→ **GOAL OF THE EXERCISE**
Where a line holds "beichtuatter", copy it.

→ **RECORDS SUPPLIED**
__________________________________________________

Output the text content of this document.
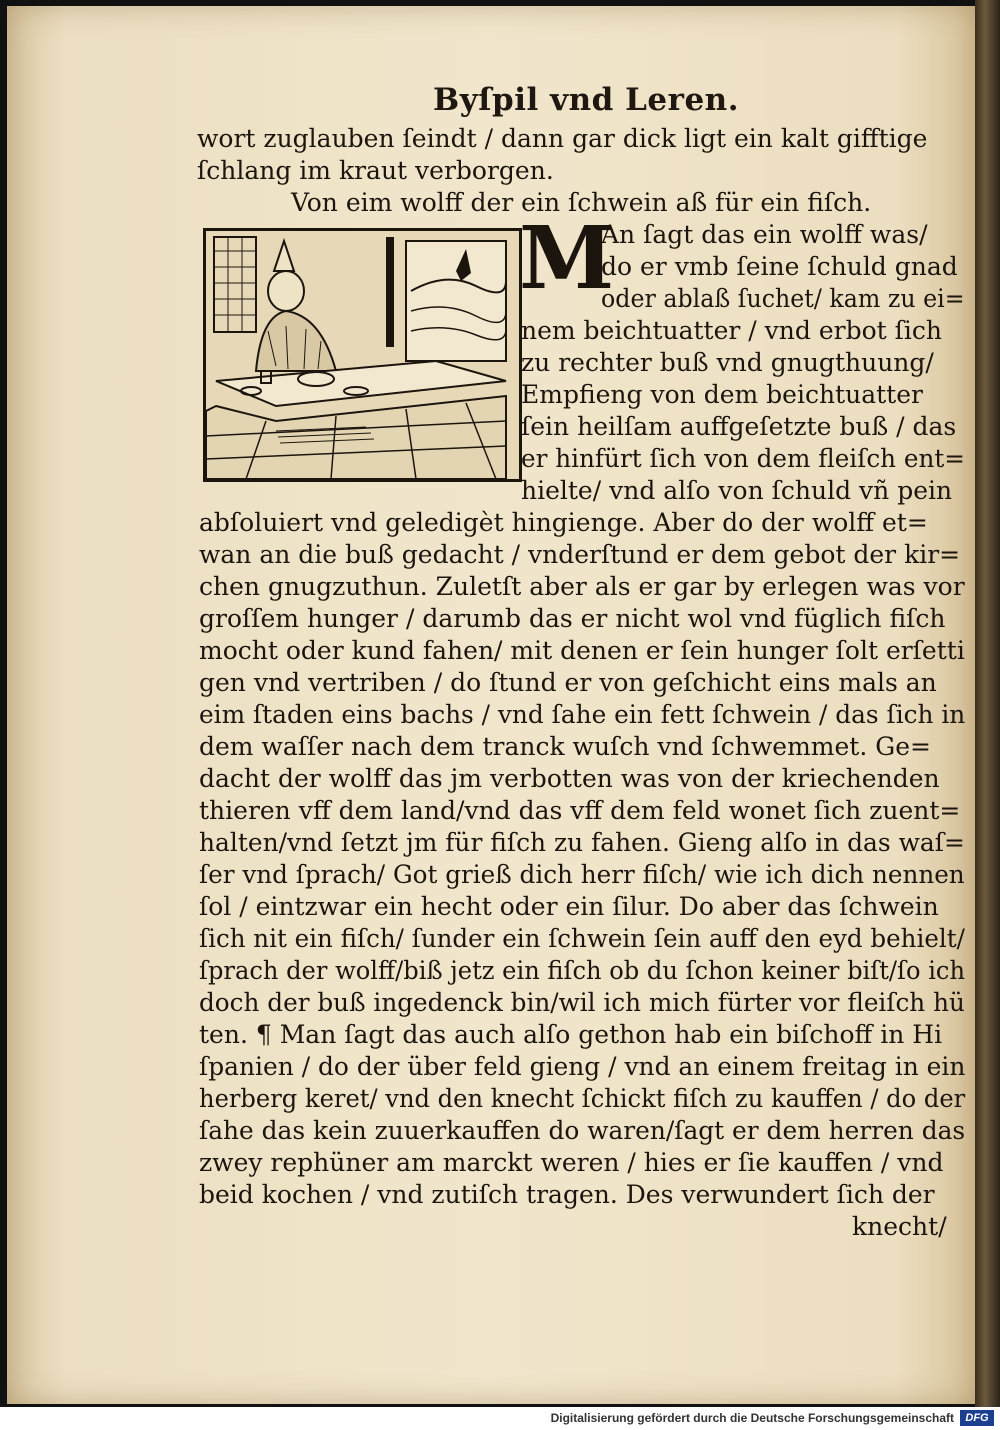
Byſpil vnd Leren.
wort zuglauben ſeindt / dann gar dick ligt ein kalt gifftige
ſchlang im kraut verborgen.
Von eim wolff der ein ſchwein aß für ein fiſch.
M
An ſagt das ein wolff was/
do er vmb ſeine ſchuld gnad
oder ablaß ſuchet/ kam zu ei=
nem beichtuatter / vnd erbot ſich
zu rechter buß vnd gnugthuung/
Empfieng von dem beichtuatter
ſein heilſam auffgeſetzte buß / das
er hinfürt ſich von dem fleiſch ent=
hielte/ vnd alſo von ſchuld vñ pein
abſoluiert vnd geledigèt hingienge. Aber do der wolff et=
wan an die buß gedacht / vnderſtund er dem gebot der kir=
chen gnugzuthun. Zuletſt aber als er gar by erlegen was vor
groſſem hunger / darumb das er nicht wol vnd füglich fiſch
mocht oder kund fahen/ mit denen er ſein hunger ſolt erſetti
gen vnd vertriben / do ſtund er von geſchicht eins mals an
eim ſtaden eins bachs / vnd ſahe ein fett ſchwein / das ſich in
dem waſſer nach dem tranck wuſch vnd ſchwemmet. Ge=
dacht der wolff das jm verbotten was von der kriechenden
thieren vff dem land/vnd das vff dem feld wonet ſich zuent=
halten/vnd ſetzt jm für fiſch zu fahen. Gieng alſo in das waſ=
ſer vnd ſprach/ Got grieß dich herr fiſch/ wie ich dich nennen
ſol / eintzwar ein hecht oder ein ſilur. Do aber das ſchwein
ſich nit ein fiſch/ ſunder ein ſchwein ſein auff den eyd behielt/
ſprach der wolff/biß jetz ein fiſch ob du ſchon keiner biſt/ſo ich
doch der buß ingedenck bin/wil ich mich fürter vor fleiſch hü
ten. ¶ Man ſagt das auch alſo gethon hab ein biſchoff in Hi
ſpanien / do der über feld gieng / vnd an einem freitag in ein
herberg keret/ vnd den knecht ſchickt fiſch zu kauffen / do der
ſahe das kein zuuerkauffen do waren/ſagt er dem herren das
zwey rephüner am marckt weren / hies er ſie kauffen / vnd
beid kochen / vnd zutiſch tragen. Des verwundert ſich der
knecht/
Digitalisierung gefördert durch die Deutsche Forschungsgemeinschaft	DFG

__________________________________________________

→ **ANSWER TO THE TASK**
nem beichtuatter / vnd erbot ſich
Empfieng von dem beichtuatter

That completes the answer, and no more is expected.